> [Brontekst]
----
Nee, inhoud is iets dat tot het privédomein lijkt te behoren, ook al dan is
het dan publiek. Dit heeft te maken met het feit dat netwerken bovenal
sociale structuren zijn,  `communities'. Maak je daar onderdeel van uit, dan
is dat dwingend. Informatie daarentegen is niet dwingend, het is tweede
garnituur, oninteressant, want passief. Handig wanneer je iets wilt
opzoeken, maar veel meer is het eigenlijk niet. Dat is de tragedie van
content. Het is ruis en niemand betaalt er dan ook voor, zelfs niet wanneer
de kwaliteit van het allerhoogste nivo is. Dit in scherp kontrast met
software applicaties, design en online services. In die branches kan je met
enig geluk voor niks heel veel geld vangen.

 Toch organiseren netwerken zich rond bepaalde thema's.

Sociaal gezien organiseren netwerken zich inderdaad rond een thema.
Natuurlijk, als er alleen maar onzin wordt uitgekraamd, ben je snel weg.
Binnen een netwerk bestaat een delicate balans tussen informatie, ruis en
debat. Een netwerk bestaat nooit uit alleen maar nuttige informatie. Sommige
mensen denken dat, en vertrekken dan ook onmiddellijk. Die begrijpen niet
dat je deelneemt aan een doorlopende conversatie. Als je het even niet
interessant vindt, laat je het rusten en pik je de volgende dag de draad
weer op. Zoiets als televisie, het weer of de sterren. Die zijn ook niet
elke dag hetzelfde. Soms laat je je er door lijden, dan weer niet.
 Een netwerk kent een aantal stadia. De eerste fase is het bijeenbrengen van
een kritische massa, meestal zo'n vijftig tot honderd mensen. Wil de
conversatie en de informatie-uitwisseling binnen die groep zinnig zijn, dan
moet het de juiste mix hebben van mensen die elkaar kennen, plus zeker de
helft onbekenden. En het moet een reële basis hebben: mensen moeten echt een
duidelijke, zij het minimale gemeenschappelijke noemer hebben, een gedeelde
interesse of identiteit. Bij Nettime is dat het samen invulling geven aan
een kritische, diverse `new media culture' vanuit verschillende disciplines,
vertogen en plekken.
----
> [Gegevensregels]
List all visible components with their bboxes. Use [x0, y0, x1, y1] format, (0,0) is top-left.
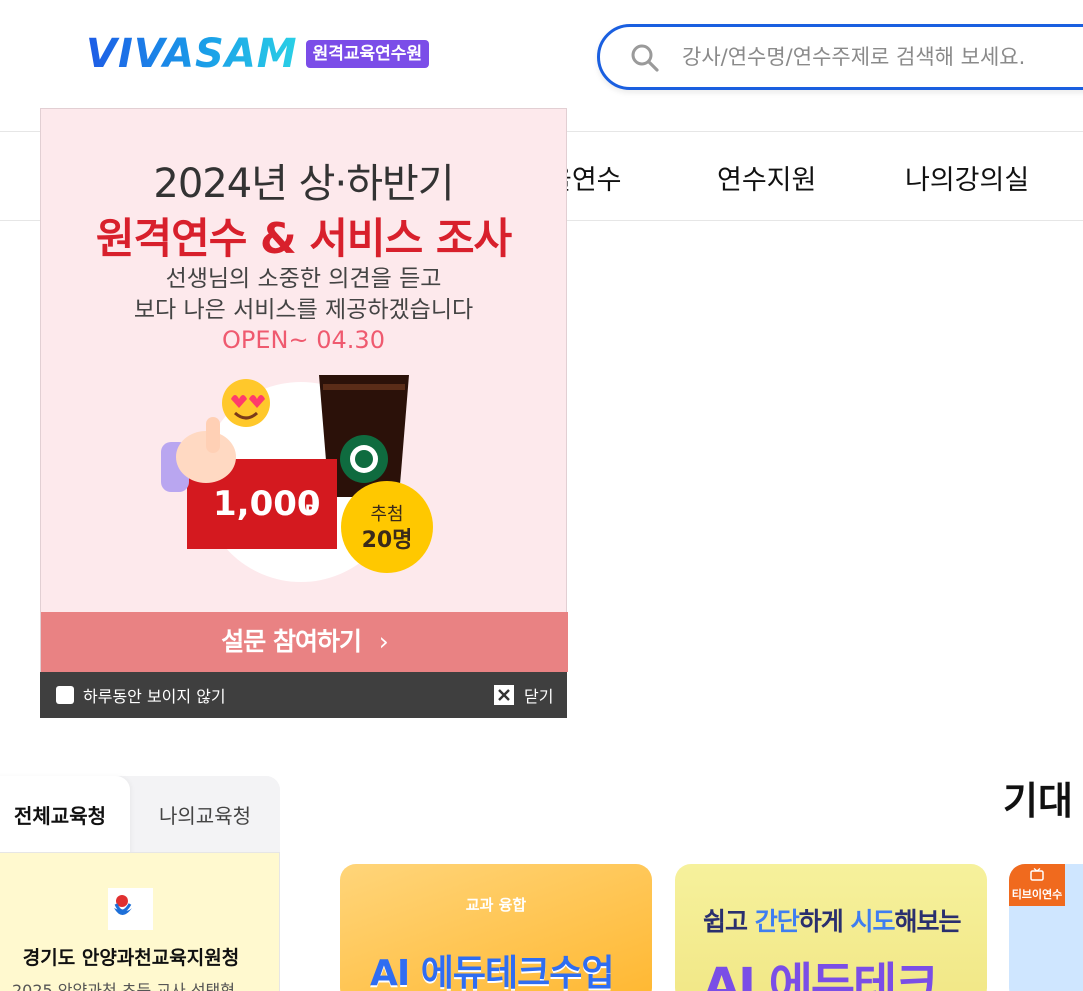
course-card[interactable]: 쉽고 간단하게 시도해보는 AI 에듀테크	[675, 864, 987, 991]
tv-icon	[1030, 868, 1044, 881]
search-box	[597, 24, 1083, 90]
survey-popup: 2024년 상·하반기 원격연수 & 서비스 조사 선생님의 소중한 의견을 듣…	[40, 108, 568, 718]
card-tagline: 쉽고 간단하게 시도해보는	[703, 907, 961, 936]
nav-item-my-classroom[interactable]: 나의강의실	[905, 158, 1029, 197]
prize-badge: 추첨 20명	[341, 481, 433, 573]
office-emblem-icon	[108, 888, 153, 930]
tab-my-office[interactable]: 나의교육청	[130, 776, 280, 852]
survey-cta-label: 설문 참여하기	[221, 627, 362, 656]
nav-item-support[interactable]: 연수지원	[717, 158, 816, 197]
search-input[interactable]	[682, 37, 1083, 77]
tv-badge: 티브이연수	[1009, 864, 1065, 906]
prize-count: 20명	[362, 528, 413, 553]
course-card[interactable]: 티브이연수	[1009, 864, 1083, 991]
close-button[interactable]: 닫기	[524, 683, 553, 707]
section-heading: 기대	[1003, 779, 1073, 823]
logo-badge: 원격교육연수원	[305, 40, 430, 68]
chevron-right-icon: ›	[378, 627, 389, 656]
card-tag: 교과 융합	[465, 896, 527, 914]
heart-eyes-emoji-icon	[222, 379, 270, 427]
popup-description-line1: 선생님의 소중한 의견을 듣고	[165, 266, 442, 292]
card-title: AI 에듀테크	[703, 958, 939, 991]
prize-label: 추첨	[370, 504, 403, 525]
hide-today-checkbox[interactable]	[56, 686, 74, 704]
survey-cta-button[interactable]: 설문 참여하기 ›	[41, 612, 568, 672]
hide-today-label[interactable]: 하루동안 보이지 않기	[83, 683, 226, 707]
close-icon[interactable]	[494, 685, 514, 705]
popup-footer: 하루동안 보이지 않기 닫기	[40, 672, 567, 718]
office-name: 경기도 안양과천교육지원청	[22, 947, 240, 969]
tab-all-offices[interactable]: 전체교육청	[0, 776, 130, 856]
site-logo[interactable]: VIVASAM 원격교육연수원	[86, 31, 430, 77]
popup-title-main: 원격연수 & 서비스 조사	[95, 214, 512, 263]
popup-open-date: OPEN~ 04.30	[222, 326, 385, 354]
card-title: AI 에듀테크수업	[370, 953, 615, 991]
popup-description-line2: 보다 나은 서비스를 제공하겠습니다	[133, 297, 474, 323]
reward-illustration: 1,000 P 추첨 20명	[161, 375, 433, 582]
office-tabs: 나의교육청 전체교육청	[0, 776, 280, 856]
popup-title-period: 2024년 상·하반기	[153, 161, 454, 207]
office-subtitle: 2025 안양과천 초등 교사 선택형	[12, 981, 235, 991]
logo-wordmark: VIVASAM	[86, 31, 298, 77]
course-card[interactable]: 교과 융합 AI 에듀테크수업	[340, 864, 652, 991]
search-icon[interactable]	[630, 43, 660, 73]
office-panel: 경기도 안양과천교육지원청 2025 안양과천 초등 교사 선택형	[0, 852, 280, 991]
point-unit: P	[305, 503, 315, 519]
----
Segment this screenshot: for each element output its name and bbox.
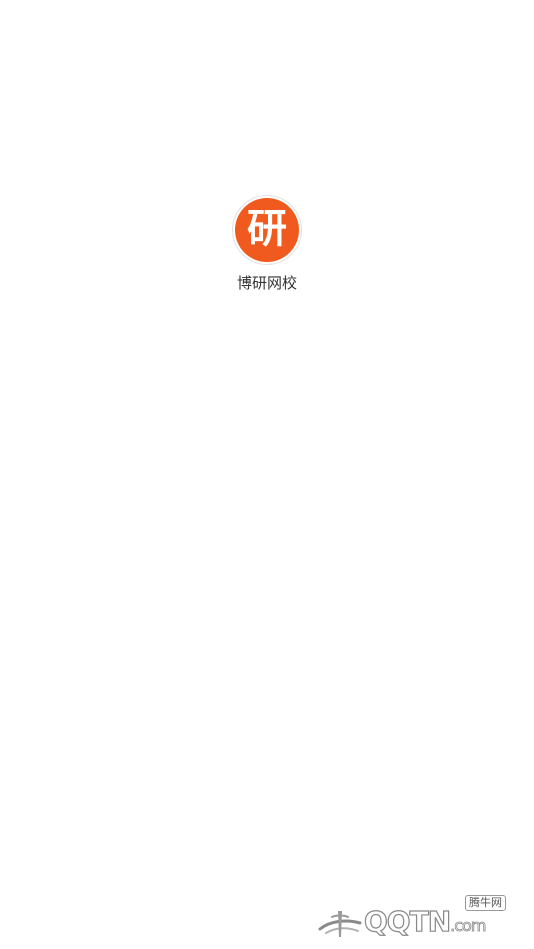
----
> [Opdrachten]
**A)** Schrijf het stuk van de tekst over netwerken dat begint bij de woorden "Toch organiseren netwerken" en ophoudt bij "dan weer niet." opnieuw op, maar zet overal "lawaai" in plaats van "ruis".
**B)** Zet de regels in de gegevens vanaf de regel met "List all visible" tot en met de regel met "528, 413, 553]" om in een JSON-lijst van strings, met één string per regel en zonder lege regels. Laat de afbeeldingen uit het antwoord weg.

> [Antwoorden]
**A)**
Toch organiseren netwerken zich rond bepaalde thema's.

Sociaal gezien organiseren netwerken zich inderdaad rond een thema.
Natuurlijk, als er alleen maar onzin wordt uitgekraamd, ben je snel weg.
Binnen een netwerk bestaat een delicate balans tussen informatie, lawaai en
debat. Een netwerk bestaat nooit uit alleen maar nuttige informatie. Sommige
mensen denken dat, en vertrekken dan ook onmiddellijk. Die begrijpen niet
dat je deelneemt aan een doorlopende conversatie. Als je het even niet
interessant vindt, laat je het rusten en pik je de volgende dag de draad
weer op. Zoiets als televisie, het weer of de sterren. Die zijn ook niet
elke dag hetzelfde. Soms laat je je er door lijden, dan weer niet.

**B)**
[
  "List all visible components with their bboxes. Use [x0, y0, x1, y1] format, (0,0) is top-left.",
  "course-card[interactable]: 쉽고 간단하게 시도해보는 AI 에듀테크\t[675, 864, 987, 991]",
  "tv-icon\t[1030, 868, 1044, 881]",
  "search-box\t[597, 24, 1083, 90]",
  "survey-popup: 2024년 상·하반기 원격연수 & 서비스 조사 선생님의 소중한 의견을 듣…\t[40, 108, 568, 718]",
  "card-tagline: 쉽고 간단하게 시도해보는\t[703, 907, 961, 936]",
  "nav-item-my-classroom[interactable]: 나의강의실\t[905, 158, 1029, 197]",
  "prize-badge: 추첨 20명\t[341, 481, 433, 573]",
  "office-emblem-icon\t[108, 888, 153, 930]",
  "tab-my-office[interactable]: 나의교육청\t[130, 776, 280, 852]",
  "survey-cta-label: 설문 참여하기\t[221, 627, 362, 656]",
  "nav-item-support[interactable]: 연수지원\t[717, 158, 816, 197]",
  "search-input[interactable]\t[682, 37, 1083, 77]",
  "tv-badge: 티브이연수\t[1009, 864, 1065, 906]",
  "prize-count: 20명\t[362, 528, 413, 553]"
]